**Problem:** Repeat all of the material below exactly as written, images excluded.

**Data:**
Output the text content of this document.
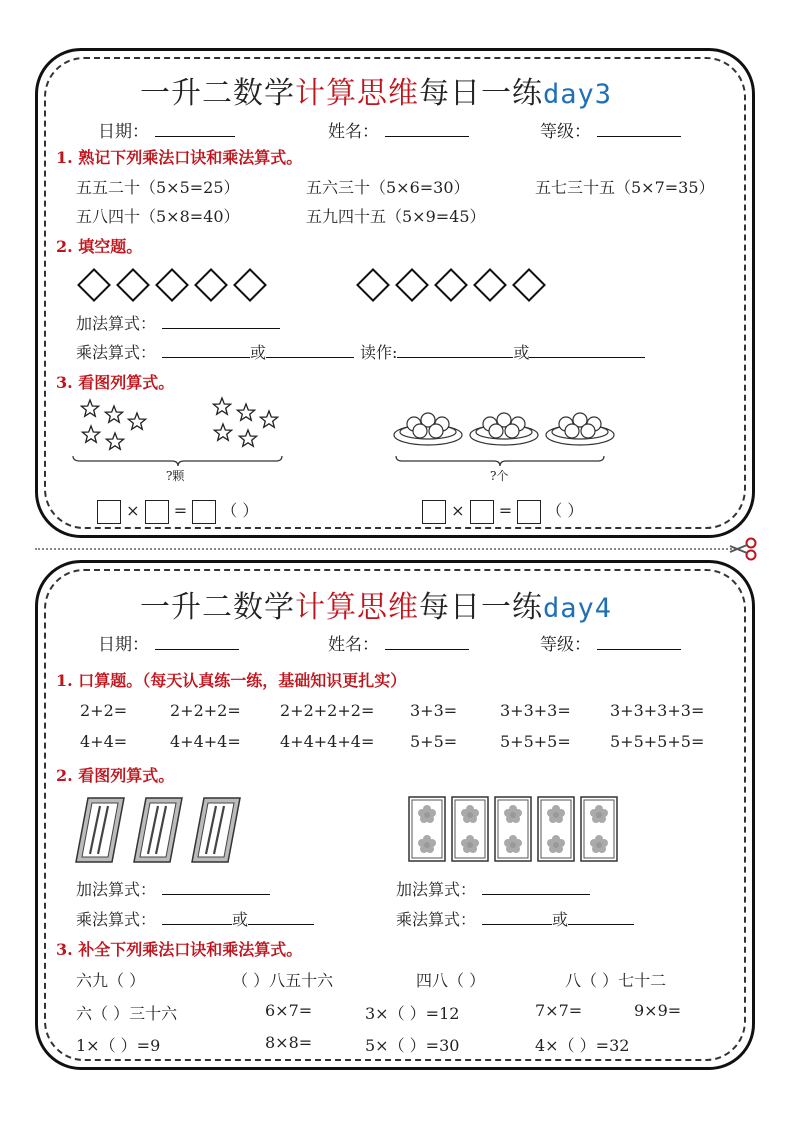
一升二数学计算思维每日一练day3
日期：	姓名：	等级：
1. 熟记下列乘法口诀和乘法算式。
五五二十（5×5=25）	五六三十（5×6=30）	五七三十五（5×7=35）
五八四十（5×8=40）	五九四十五（5×9=45）
2. 填空题。
加法算式：
乘法算式：	或	读作:	或
3. 看图列算式。
?颗	?个
× = （ ）	× = （ ）
一升二数学计算思维每日一练day4
日期：	姓名：	等级：
1. 口算题。（每天认真练一练，基础知识更扎实）
2+2=	2+2+2= 2+2+2+2= 3+3=	3+3+3= 3+3+3+3=
4+4=	4+4+4= 4+4+4+4= 5+5=	5+5+5= 5+5+5+5=
2. 看图列算式。
加法算式：	加法算式：
乘法算式：	或	乘法算式：	或
3. 补全下列乘法口诀和乘法算式。
六九（ ）	（ ）八五十六	四八（ ）	八（ ）七十二
六（ ）三十六	6×7=	3×（ ）=12	7×7=	9×9=
1×（ ）=9	8×8=	5×（ ）=30	4×（ ）=32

**Output for this exercise:**
Output the text content of this document.
一升二数学计算思维每日一练day3
日期：	姓名：	等级：
1. 熟记下列乘法口诀和乘法算式。
五五二十（5×5=25）	五六三十（5×6=30）	五七三十五（5×7=35）
五八四十（5×8=40）	五九四十五（5×9=45）
2. 填空题。
加法算式：
乘法算式：	或	读作:	或
3. 看图列算式。
?颗	?个
× = （ ）	× = （ ）
一升二数学计算思维每日一练day4
日期：	姓名：	等级：
1. 口算题。（每天认真练一练，基础知识更扎实）
2+2=	2+2+2= 2+2+2+2= 3+3=	3+3+3= 3+3+3+3=
4+4=	4+4+4= 4+4+4+4= 5+5=	5+5+5= 5+5+5+5=
2. 看图列算式。
加法算式：	加法算式：
乘法算式：	或	乘法算式：	或
3. 补全下列乘法口诀和乘法算式。
六九（ ）	（ ）八五十六	四八（ ）	八（ ）七十二
六（ ）三十六	6×7=	3×（ ）=12	7×7=	9×9=
1×（ ）=9	8×8=	5×（ ）=30	4×（ ）=32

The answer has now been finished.